**TRY IT**
Continue the documentation excerpt on composing constrained type aliases with pytypeinput, starting right after its last line and writing the section that follows.

**SELECTED EXCERPT**
++++++

Build reusable type aliases with constraints:

from typing import Annotated, TypeAlias
from pydantic import Field
from pytypeinput import analyze_type

# Base constraint
PositiveInt: TypeAlias = Annotated[int, Field(ge=0)]

# Extend with additional constraint
Percentage: TypeAlias = Annotated[PositiveInt, Field(le=100)]

# All constraints are preserved
param = analyze_type(Percentage, name="completion")
print(param.constraints.metadata)  # [ge=0, le=100]

HTML Renderer Demo:


How Constraint Merging Works

When combining multiple Field() constraints:

Different Constraint Types → Merged

Base: TypeAlias = Annotated[str, Field(max_length=100)]
Enhanced: TypeAlias = Annotated[Base, Field(min_length=5)]

# Result: min_length=5 AND max_length=100 ✅

Same Constraint Type → Last Wins

Loose: TypeAlias = Annotated[str, Field(max_length=100)]
Strict: TypeAlias = Annotated[Loose, Field(max_length=50)]

# Result: max_length=50 (100 is discarded)

Recognized constraints: pattern, min_length, max_length, ge, le, gt, lt


String Composition

# Base types
RequiredString: TypeAlias = Annotated[str, Field(min_length=1)]
ShortString: TypeAlias = Annotated[str, Field(max_length=50)]

# Combine
ShortRequiredString: TypeAlias = Annotated[RequiredString, Field(max_length=50)]
# Result: min_length=1 AND max_length=50 ✅

# Override
VeryShortString: TypeAlias = Annotated[ShortString, Field(max_length=20)]
# Result: max_length=20 (last wins)

# Pattern + constraints
Username: TypeAlias = Annotated[
    str,
    Field(min_length=3, max_length=20, pattern=r'^[a-zA-Z0-9_]+$')

++++++

**RECORDS SUPPLIED**
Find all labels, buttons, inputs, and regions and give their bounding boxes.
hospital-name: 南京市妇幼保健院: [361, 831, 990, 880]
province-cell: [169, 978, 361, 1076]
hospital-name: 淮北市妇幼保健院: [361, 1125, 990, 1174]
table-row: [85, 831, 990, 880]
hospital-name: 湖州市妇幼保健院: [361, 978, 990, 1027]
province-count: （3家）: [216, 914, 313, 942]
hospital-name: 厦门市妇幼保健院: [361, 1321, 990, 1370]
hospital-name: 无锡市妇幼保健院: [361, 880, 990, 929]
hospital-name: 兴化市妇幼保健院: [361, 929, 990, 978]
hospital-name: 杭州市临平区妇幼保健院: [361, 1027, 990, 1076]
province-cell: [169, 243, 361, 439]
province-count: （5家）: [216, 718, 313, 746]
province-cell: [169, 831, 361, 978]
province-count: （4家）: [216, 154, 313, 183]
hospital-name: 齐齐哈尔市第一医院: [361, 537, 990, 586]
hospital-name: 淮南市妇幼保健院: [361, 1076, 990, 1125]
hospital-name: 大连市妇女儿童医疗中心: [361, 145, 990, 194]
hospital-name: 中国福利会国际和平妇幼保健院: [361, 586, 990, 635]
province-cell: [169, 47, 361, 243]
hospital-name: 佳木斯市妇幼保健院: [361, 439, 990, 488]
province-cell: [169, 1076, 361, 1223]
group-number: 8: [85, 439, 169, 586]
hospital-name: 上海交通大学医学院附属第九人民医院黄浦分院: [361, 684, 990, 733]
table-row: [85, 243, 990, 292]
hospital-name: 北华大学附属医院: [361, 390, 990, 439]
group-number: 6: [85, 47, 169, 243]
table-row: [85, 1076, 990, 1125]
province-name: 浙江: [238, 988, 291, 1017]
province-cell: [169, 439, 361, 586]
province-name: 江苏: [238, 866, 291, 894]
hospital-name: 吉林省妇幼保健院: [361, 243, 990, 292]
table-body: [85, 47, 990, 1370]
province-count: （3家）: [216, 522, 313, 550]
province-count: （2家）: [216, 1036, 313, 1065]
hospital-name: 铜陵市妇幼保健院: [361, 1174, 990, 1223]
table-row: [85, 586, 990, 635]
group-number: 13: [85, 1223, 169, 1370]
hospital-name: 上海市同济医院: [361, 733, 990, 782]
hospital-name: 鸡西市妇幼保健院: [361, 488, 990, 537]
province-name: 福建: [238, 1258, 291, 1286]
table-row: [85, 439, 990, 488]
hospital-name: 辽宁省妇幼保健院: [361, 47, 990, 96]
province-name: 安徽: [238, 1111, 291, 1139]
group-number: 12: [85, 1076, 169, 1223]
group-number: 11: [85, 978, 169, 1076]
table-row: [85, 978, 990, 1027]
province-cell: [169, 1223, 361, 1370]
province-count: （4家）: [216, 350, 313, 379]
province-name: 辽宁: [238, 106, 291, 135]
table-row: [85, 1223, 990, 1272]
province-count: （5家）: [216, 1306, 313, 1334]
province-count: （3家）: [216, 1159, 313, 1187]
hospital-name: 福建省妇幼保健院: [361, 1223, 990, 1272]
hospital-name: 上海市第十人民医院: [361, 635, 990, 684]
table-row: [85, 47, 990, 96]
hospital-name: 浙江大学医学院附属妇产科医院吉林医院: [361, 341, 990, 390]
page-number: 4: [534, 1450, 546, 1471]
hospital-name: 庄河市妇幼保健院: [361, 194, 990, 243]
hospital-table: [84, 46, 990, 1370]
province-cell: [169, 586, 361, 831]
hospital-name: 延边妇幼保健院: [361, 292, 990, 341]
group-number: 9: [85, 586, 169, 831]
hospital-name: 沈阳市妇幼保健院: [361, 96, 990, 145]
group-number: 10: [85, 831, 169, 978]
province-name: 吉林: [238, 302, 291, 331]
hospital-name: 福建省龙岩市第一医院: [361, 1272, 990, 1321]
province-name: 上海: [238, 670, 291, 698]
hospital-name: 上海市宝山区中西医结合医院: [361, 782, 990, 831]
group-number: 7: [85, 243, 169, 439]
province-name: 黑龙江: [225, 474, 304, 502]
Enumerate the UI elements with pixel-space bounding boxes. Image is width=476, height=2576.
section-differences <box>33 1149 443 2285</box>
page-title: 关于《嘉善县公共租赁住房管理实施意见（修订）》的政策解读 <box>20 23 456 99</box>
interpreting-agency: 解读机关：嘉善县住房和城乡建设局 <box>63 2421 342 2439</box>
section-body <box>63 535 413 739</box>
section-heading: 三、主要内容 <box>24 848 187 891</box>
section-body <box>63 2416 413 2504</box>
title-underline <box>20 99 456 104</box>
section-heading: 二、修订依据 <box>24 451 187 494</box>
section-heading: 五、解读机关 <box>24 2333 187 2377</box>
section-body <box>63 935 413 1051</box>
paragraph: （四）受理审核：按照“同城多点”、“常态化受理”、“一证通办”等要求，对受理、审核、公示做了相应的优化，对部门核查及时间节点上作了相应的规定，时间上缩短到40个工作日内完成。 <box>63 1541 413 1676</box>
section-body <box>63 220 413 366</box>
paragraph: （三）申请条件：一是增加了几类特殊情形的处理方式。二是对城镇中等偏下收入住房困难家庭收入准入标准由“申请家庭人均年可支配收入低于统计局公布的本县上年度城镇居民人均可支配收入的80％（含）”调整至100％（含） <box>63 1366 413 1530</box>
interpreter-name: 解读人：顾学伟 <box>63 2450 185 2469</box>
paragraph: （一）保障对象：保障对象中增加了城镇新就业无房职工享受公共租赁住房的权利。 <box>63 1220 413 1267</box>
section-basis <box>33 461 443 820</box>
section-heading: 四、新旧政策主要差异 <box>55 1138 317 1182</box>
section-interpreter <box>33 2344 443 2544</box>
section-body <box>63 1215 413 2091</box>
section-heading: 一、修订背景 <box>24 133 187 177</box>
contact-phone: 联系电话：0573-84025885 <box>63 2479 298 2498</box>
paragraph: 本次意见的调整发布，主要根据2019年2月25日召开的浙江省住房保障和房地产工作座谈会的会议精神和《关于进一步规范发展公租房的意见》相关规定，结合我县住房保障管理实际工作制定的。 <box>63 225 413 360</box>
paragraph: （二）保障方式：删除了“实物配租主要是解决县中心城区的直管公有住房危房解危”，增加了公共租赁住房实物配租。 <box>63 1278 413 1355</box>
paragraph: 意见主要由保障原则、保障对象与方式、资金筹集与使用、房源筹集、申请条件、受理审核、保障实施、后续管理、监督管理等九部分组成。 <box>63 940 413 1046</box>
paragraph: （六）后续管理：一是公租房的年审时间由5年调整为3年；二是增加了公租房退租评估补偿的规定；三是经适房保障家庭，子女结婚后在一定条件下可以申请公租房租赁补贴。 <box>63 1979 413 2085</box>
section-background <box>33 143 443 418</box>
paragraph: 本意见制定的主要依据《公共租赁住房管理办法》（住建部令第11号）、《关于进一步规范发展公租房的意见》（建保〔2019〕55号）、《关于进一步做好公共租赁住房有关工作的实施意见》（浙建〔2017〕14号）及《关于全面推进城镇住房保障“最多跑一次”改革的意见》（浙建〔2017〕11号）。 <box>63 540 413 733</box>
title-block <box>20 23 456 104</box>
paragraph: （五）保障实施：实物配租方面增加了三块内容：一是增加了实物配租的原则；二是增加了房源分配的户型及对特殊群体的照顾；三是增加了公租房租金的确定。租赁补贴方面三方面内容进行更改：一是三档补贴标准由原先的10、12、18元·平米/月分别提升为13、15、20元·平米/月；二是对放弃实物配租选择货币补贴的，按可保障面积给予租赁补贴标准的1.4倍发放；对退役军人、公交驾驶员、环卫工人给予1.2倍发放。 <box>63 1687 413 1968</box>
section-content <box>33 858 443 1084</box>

++++++

**EXERCISE ANSWER**
]

Adding UI Metadata

from pytypeinput import Slider, Label, Description

# Add UI to constrained type
PercentageSlider: TypeAlias = Annotated[
    Percentage,  # Has ge=0, le=100
    Slider(),
    Label("Volume")
]

# UI metadata is always accumulated
Base: TypeAlias = Annotated[int, Label("Value")]
Enhanced: TypeAlias = Annotated[Base, Description("Enter a value")]
# Has BOTH label and description ✅

Special Type Inheritance

Extend special types with additional constraints:

from pytypeinput import Email

# ✅ Email with length constraints
ValidEmail: TypeAlias = Annotated[Email, Field(max_length=254)]
StrictEmail: TypeAlias = Annotated[Email, Field(min_length=5, max_length=100)]

param = analyze_type(ValidEmail, name="email")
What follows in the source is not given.